> [SHORT PROBLEM]
Without the images, write out all of the following entries exactly.

--- start PROVIDED RECORDS ---

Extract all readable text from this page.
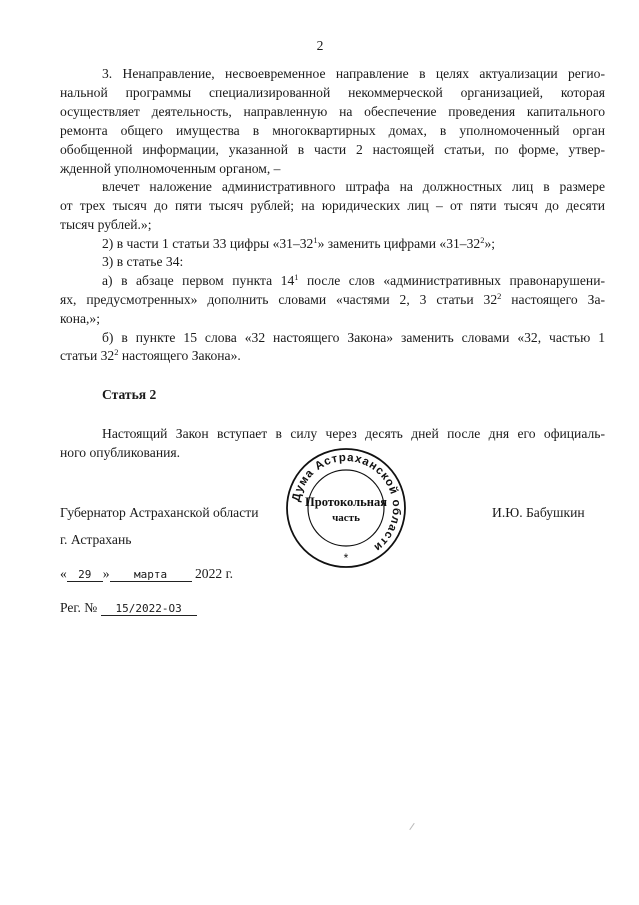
2
3. Ненаправление, несвоевременное направление в целях актуализации регио-
нальной программы специализированной некоммерческой организацией, которая
осуществляет деятельность, направленную на обеспечение проведения капитального
ремонта общего имущества в многоквартирных домах, в уполномоченный орган
обобщенной информации, указанной в части 2 настоящей статьи, по форме, утвер-
жденной уполномоченным органом, –
влечет наложение административного штрафа на должностных лиц в размере
от трех тысяч до пяти тысяч рублей; на юридических лиц – от пяти тысяч до десяти
тысяч рублей.»;
2) в части 1 статьи 33 цифры «$31-32^1$» заменить цифрами «$31-32^2$»;
3) в статье 34:
а) в абзаце первом пункта $14^1$ после слов «административных правонарушени-
ях, предусмотренных» дополнить словами «частями 2, 3 статьи $32^2$ настоящего За-
кона,»;
б) в пункте 15 слова «32 настоящего Закона» заменить словами «32, частью 1
статьи $32^2$ настоящего Закона».
Статья 2
Настоящий Закон вступает в силу через десять дней после дня его официаль-
ного опубликования.
Губернатор Астраханской области	И.Ю. Бабушкин
Дума Астраханской области
Протокольная
часть
*
г. Астрахань
« 29 » марта 2022 г.
Рег. № 15/2022-ОЗ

--- end PROVIDED RECORDS ---

> [SOLUTION TO THIS PROBLEM]
Extract all readable text from this page.
2
3. Ненаправление, несвоевременное направление в целях актуализации регио-
нальной программы специализированной некоммерческой организацией, которая
осуществляет деятельность, направленную на обеспечение проведения капитального
ремонта общего имущества в многоквартирных домах, в уполномоченный орган
обобщенной информации, указанной в части 2 настоящей статьи, по форме, утвер-
жденной уполномоченным органом, –
влечет наложение административного штрафа на должностных лиц в размере
от трех тысяч до пяти тысяч рублей; на юридических лиц – от пяти тысяч до десяти
тысяч рублей.»;
2) в части 1 статьи 33 цифры «$31-32^1$» заменить цифрами «$31-32^2$»;
3) в статье 34:
а) в абзаце первом пункта $14^1$ после слов «административных правонарушени-
ях, предусмотренных» дополнить словами «частями 2, 3 статьи $32^2$ настоящего За-
кона,»;
б) в пункте 15 слова «32 настоящего Закона» заменить словами «32, частью 1
статьи $32^2$ настоящего Закона».
Статья 2
Настоящий Закон вступает в силу через десять дней после дня его официаль-
ного опубликования.
Губернатор Астраханской области	И.Ю. Бабушкин
Дума Астраханской области
Протокольная
часть
*
г. Астрахань
« 29 » марта 2022 г.
Рег. № 15/2022-ОЗ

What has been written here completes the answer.